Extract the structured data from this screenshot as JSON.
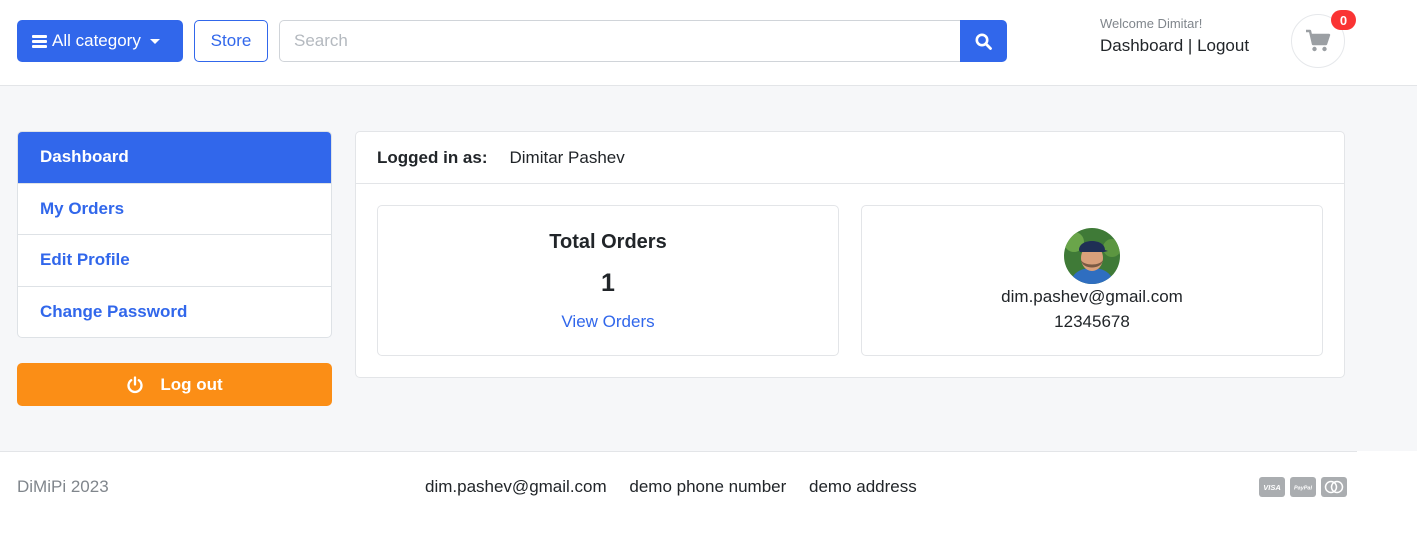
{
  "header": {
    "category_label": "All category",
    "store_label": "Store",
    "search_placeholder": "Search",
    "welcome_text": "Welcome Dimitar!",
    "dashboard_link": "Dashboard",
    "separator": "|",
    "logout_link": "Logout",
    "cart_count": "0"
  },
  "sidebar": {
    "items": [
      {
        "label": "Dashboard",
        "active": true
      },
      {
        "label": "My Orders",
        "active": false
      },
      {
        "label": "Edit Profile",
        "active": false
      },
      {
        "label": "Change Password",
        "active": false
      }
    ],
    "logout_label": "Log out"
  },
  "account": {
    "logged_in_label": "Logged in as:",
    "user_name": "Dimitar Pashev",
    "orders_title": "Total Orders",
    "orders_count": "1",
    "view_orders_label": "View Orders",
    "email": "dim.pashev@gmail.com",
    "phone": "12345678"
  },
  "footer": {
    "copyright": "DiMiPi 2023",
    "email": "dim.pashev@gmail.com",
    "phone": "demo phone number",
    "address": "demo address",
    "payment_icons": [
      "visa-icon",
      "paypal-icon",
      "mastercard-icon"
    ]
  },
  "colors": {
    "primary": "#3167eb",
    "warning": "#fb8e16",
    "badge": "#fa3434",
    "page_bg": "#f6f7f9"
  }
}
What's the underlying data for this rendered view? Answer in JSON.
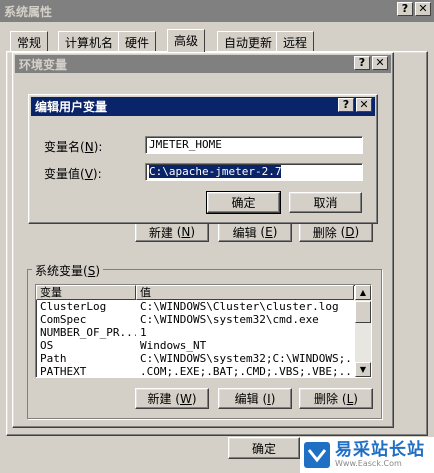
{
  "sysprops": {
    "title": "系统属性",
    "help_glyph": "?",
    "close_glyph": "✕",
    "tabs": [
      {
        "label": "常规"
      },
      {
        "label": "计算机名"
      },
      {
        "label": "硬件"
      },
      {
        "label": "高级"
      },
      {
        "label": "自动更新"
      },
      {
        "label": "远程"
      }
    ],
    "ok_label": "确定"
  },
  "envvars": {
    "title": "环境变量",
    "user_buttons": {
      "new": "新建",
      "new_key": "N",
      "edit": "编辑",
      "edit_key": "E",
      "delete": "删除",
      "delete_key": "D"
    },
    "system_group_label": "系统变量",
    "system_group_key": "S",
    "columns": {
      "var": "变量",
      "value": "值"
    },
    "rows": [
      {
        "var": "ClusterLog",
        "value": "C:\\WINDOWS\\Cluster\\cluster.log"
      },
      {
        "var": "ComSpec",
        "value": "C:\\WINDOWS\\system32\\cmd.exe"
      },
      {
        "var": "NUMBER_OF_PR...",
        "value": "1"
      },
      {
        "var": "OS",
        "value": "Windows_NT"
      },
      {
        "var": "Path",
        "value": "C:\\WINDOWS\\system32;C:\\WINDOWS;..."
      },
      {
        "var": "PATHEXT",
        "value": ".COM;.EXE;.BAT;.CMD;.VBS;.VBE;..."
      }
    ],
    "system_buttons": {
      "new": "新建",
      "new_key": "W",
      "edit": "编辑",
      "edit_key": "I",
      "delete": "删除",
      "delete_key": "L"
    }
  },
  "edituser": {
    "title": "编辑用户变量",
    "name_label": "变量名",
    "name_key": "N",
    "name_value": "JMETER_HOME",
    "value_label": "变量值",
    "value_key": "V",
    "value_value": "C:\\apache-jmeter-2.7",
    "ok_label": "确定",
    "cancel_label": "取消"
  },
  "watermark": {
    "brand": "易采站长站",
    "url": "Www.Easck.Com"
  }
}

--------------------

■ **Work to do**
Reproduce the data above in full, exactly as it is, with the pictures left out.

■ **Right answer**
Extract the structured data from this screenshot as JSON.
{
  "header": {
    "category_label": "All category",
    "store_label": "Store",
    "search_placeholder": "Search",
    "welcome_text": "Welcome Dimitar!",
    "dashboard_link": "Dashboard",
    "separator": "|",
    "logout_link": "Logout",
    "cart_count": "0"
  },
  "sidebar": {
    "items": [
      {
        "label": "Dashboard",
        "active": true
      },
      {
        "label": "My Orders",
        "active": false
      },
      {
        "label": "Edit Profile",
        "active": false
      },
      {
        "label": "Change Password",
        "active": false
      }
    ],
    "logout_label": "Log out"
  },
  "account": {
    "logged_in_label": "Logged in as:",
    "user_name": "Dimitar Pashev",
    "orders_title": "Total Orders",
    "orders_count": "1",
    "view_orders_label": "View Orders",
    "email": "dim.pashev@gmail.com",
    "phone": "12345678"
  },
  "footer": {
    "copyright": "DiMiPi 2023",
    "email": "dim.pashev@gmail.com",
    "phone": "demo phone number",
    "address": "demo address",
    "payment_icons": [
      "visa-icon",
      "paypal-icon",
      "mastercard-icon"
    ]
  },
  "colors": {
    "primary": "#3167eb",
    "warning": "#fb8e16",
    "badge": "#fa3434",
    "page_bg": "#f6f7f9"
  }
}
What's the underlying data for this rendered view? Answer in JSON.
{
  "sysprops": {
    "title": "系统属性",
    "help_glyph": "?",
    "close_glyph": "✕",
    "tabs": [
      {
        "label": "常规"
      },
      {
        "label": "计算机名"
      },
      {
        "label": "硬件"
      },
      {
        "label": "高级"
      },
      {
        "label": "自动更新"
      },
      {
        "label": "远程"
      }
    ],
    "ok_label": "确定"
  },
  "envvars": {
    "title": "环境变量",
    "user_buttons": {
      "new": "新建",
      "new_key": "N",
      "edit": "编辑",
      "edit_key": "E",
      "delete": "删除",
      "delete_key": "D"
    },
    "system_group_label": "系统变量",
    "system_group_key": "S",
    "columns": {
      "var": "变量",
      "value": "值"
    },
    "rows": [
      {
        "var": "ClusterLog",
        "value": "C:\\WINDOWS\\Cluster\\cluster.log"
      },
      {
        "var": "ComSpec",
        "value": "C:\\WINDOWS\\system32\\cmd.exe"
      },
      {
        "var": "NUMBER_OF_PR...",
        "value": "1"
      },
      {
        "var": "OS",
        "value": "Windows_NT"
      },
      {
        "var": "Path",
        "value": "C:\\WINDOWS\\system32;C:\\WINDOWS;..."
      },
      {
        "var": "PATHEXT",
        "value": ".COM;.EXE;.BAT;.CMD;.VBS;.VBE;..."
      }
    ],
    "system_buttons": {
      "new": "新建",
      "new_key": "W",
      "edit": "编辑",
      "edit_key": "I",
      "delete": "删除",
      "delete_key": "L"
    }
  },
  "edituser": {
    "title": "编辑用户变量",
    "name_label": "变量名",
    "name_key": "N",
    "name_value": "JMETER_HOME",
    "value_label": "变量值",
    "value_key": "V",
    "value_value": "C:\\apache-jmeter-2.7",
    "ok_label": "确定",
    "cancel_label": "取消"
  },
  "watermark": {
    "brand": "易采站长站",
    "url": "Www.Easck.Com"
  }
}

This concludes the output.